## Aim of the exercise
Copy the lines below as they are; omit the images they contain.
--- start Task material ---
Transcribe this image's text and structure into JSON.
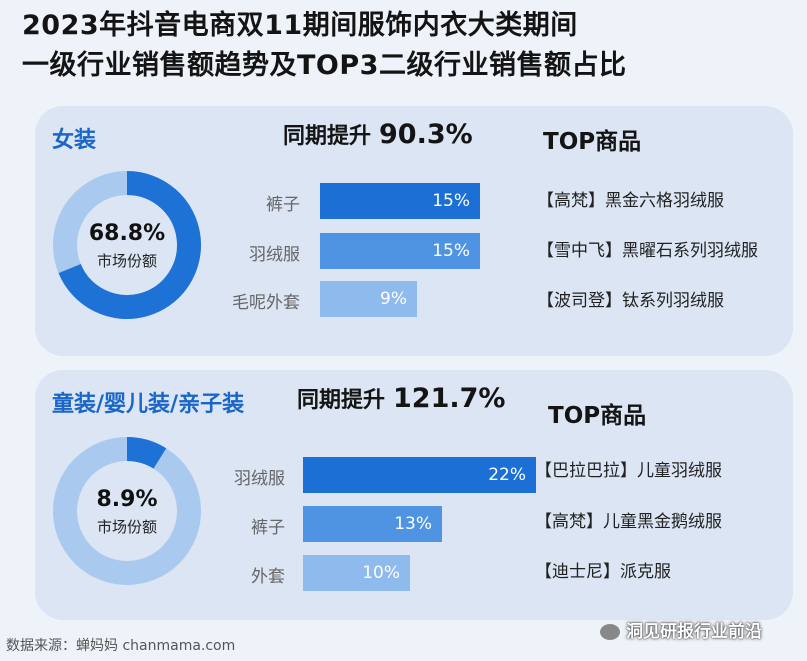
{
  "title_line1": "2023年抖音电商双11期间服饰内衣大类期间",
  "title_line2": "一级行业销售额趋势及TOP3二级行业销售额占比",
  "chart_data": [
    {
      "type": "bar",
      "category": "女装",
      "growth_label": "同期提升",
      "growth_value": "90.3%",
      "market_share": 68.8,
      "market_share_text": "68.8%",
      "market_share_label": "市场份额",
      "categories": [
        "裤子",
        "羽绒服",
        "毛呢外套"
      ],
      "values": [
        15,
        15,
        9
      ],
      "value_labels": [
        "15%",
        "15%",
        "9%"
      ],
      "top_title": "TOP商品",
      "top_products": [
        "【高梵】黑金六格羽绒服",
        "【雪中飞】黑曜石系列羽绒服",
        "【波司登】钛系列羽绒服"
      ]
    },
    {
      "type": "bar",
      "category": "童装/婴儿装/亲子装",
      "growth_label": "同期提升",
      "growth_value": "121.7%",
      "market_share": 8.9,
      "market_share_text": "8.9%",
      "market_share_label": "市场份额",
      "categories": [
        "羽绒服",
        "裤子",
        "外套"
      ],
      "values": [
        22,
        13,
        10
      ],
      "value_labels": [
        "22%",
        "13%",
        "10%"
      ],
      "top_title": "TOP商品",
      "top_products": [
        "【巴拉巴拉】儿童羽绒服",
        "【高梵】儿童黑金鹅绒服",
        "【迪士尼】派克服"
      ]
    }
  ],
  "colors": {
    "donut_main": "#1e72d6",
    "donut_rest": "#a9c9ef",
    "bar_shades": [
      "#1b6fd5",
      "#4f93e3",
      "#8fbaed"
    ]
  },
  "footer": {
    "source": "数据来源：蝉妈妈 chanmama.com",
    "watermark": "洞见研报行业前沿"
  }
}
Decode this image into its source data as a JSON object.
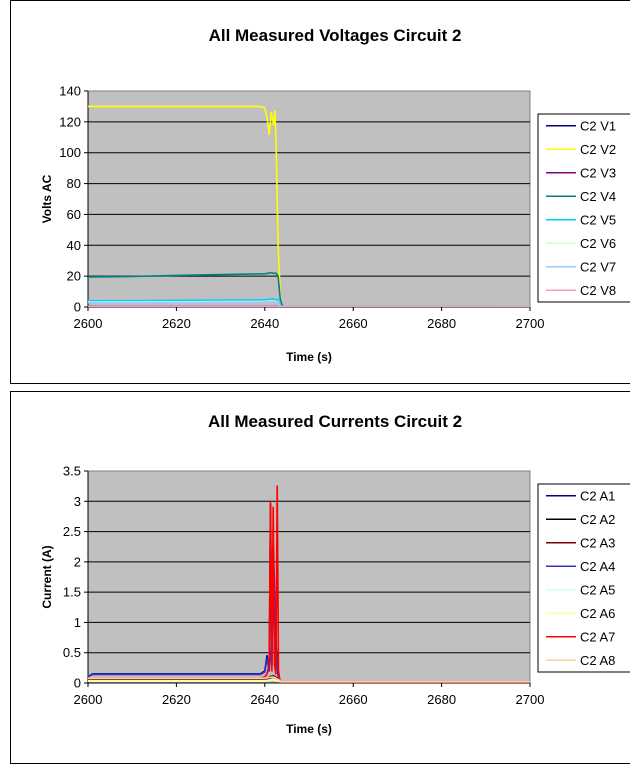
--- end Task material ---
## Exercise result
Transcribe this image's text and structure into JSON.
{
  "title_line1": "2023年抖音电商双11期间服饰内衣大类期间",
  "title_line2": "一级行业销售额趋势及TOP3二级行业销售额占比",
  "chart_data": [
    {
      "type": "bar",
      "category": "女装",
      "growth_label": "同期提升",
      "growth_value": "90.3%",
      "market_share": 68.8,
      "market_share_text": "68.8%",
      "market_share_label": "市场份额",
      "categories": [
        "裤子",
        "羽绒服",
        "毛呢外套"
      ],
      "values": [
        15,
        15,
        9
      ],
      "value_labels": [
        "15%",
        "15%",
        "9%"
      ],
      "top_title": "TOP商品",
      "top_products": [
        "【高梵】黑金六格羽绒服",
        "【雪中飞】黑曜石系列羽绒服",
        "【波司登】钛系列羽绒服"
      ]
    },
    {
      "type": "bar",
      "category": "童装/婴儿装/亲子装",
      "growth_label": "同期提升",
      "growth_value": "121.7%",
      "market_share": 8.9,
      "market_share_text": "8.9%",
      "market_share_label": "市场份额",
      "categories": [
        "羽绒服",
        "裤子",
        "外套"
      ],
      "values": [
        22,
        13,
        10
      ],
      "value_labels": [
        "22%",
        "13%",
        "10%"
      ],
      "top_title": "TOP商品",
      "top_products": [
        "【巴拉巴拉】儿童羽绒服",
        "【高梵】儿童黑金鹅绒服",
        "【迪士尼】派克服"
      ]
    }
  ],
  "colors": {
    "donut_main": "#1e72d6",
    "donut_rest": "#a9c9ef",
    "bar_shades": [
      "#1b6fd5",
      "#4f93e3",
      "#8fbaed"
    ]
  },
  "footer": {
    "source": "数据来源：蝉妈妈 chanmama.com",
    "watermark": "洞见研报行业前沿"
  }
}
Decode this image into its source data as a JSON object.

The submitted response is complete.